**RECORDS FOR THE EXERCISE:**
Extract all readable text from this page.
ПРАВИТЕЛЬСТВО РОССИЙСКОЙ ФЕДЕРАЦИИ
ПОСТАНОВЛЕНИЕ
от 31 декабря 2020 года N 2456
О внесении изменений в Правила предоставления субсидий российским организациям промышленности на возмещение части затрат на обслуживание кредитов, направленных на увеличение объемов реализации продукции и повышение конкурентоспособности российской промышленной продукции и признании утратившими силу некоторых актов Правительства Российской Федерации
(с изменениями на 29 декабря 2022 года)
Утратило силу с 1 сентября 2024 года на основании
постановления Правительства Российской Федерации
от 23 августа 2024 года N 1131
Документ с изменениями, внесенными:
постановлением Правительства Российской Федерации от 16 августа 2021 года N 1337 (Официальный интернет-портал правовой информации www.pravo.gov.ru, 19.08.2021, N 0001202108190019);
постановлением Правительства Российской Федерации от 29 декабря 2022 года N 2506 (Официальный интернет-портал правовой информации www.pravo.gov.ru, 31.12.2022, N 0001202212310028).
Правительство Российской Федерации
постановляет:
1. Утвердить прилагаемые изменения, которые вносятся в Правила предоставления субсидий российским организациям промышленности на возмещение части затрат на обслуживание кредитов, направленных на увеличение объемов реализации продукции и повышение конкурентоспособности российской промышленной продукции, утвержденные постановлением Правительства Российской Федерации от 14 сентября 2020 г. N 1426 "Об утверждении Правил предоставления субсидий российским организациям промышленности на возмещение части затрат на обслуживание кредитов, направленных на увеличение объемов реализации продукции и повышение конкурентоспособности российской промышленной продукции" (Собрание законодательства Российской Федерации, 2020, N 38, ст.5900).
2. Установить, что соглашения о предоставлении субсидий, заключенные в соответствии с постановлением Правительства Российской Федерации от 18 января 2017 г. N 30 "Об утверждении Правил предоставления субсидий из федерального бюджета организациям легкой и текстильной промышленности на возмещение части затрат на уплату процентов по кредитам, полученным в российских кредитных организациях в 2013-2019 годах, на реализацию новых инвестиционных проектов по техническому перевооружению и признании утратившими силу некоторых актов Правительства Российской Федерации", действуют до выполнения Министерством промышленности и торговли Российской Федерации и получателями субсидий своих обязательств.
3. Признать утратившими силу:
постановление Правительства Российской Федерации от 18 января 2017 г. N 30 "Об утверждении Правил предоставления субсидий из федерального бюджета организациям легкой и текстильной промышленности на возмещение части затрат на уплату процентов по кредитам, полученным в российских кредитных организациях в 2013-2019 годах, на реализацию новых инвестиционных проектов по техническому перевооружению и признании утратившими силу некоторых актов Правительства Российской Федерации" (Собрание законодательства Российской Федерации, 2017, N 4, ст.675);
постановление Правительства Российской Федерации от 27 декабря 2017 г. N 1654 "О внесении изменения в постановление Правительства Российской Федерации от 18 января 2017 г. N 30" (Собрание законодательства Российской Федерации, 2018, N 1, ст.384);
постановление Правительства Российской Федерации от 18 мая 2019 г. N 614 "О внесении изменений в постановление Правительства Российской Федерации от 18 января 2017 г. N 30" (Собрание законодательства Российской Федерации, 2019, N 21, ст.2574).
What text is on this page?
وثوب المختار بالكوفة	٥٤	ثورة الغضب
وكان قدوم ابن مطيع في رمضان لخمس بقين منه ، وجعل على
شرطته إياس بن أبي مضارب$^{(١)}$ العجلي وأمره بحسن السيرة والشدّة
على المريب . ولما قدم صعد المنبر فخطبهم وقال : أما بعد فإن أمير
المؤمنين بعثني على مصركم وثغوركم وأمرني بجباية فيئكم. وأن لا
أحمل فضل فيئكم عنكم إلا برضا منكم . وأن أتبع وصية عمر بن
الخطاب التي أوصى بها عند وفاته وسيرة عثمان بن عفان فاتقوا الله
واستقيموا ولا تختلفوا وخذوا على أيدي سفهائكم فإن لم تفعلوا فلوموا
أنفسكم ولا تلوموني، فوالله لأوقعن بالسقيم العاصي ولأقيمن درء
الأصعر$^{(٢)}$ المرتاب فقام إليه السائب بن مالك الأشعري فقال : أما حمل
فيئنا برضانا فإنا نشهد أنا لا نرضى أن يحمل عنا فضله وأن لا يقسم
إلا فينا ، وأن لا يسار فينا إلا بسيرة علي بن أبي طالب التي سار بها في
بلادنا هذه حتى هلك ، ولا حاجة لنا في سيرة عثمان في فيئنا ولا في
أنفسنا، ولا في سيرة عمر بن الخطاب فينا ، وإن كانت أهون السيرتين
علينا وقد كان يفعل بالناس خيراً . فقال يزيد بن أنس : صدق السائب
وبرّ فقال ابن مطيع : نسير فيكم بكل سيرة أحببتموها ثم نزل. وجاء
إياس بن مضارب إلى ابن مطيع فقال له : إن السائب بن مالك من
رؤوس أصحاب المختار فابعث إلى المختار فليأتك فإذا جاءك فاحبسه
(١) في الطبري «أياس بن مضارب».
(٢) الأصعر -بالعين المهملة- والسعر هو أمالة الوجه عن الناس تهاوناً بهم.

**GIVEN EXERCISE:**
Whichever lines contain the string "page", select and copy them.

**RESPONSE BELOW:**
Extract all readable text from this page.
What text is on this page?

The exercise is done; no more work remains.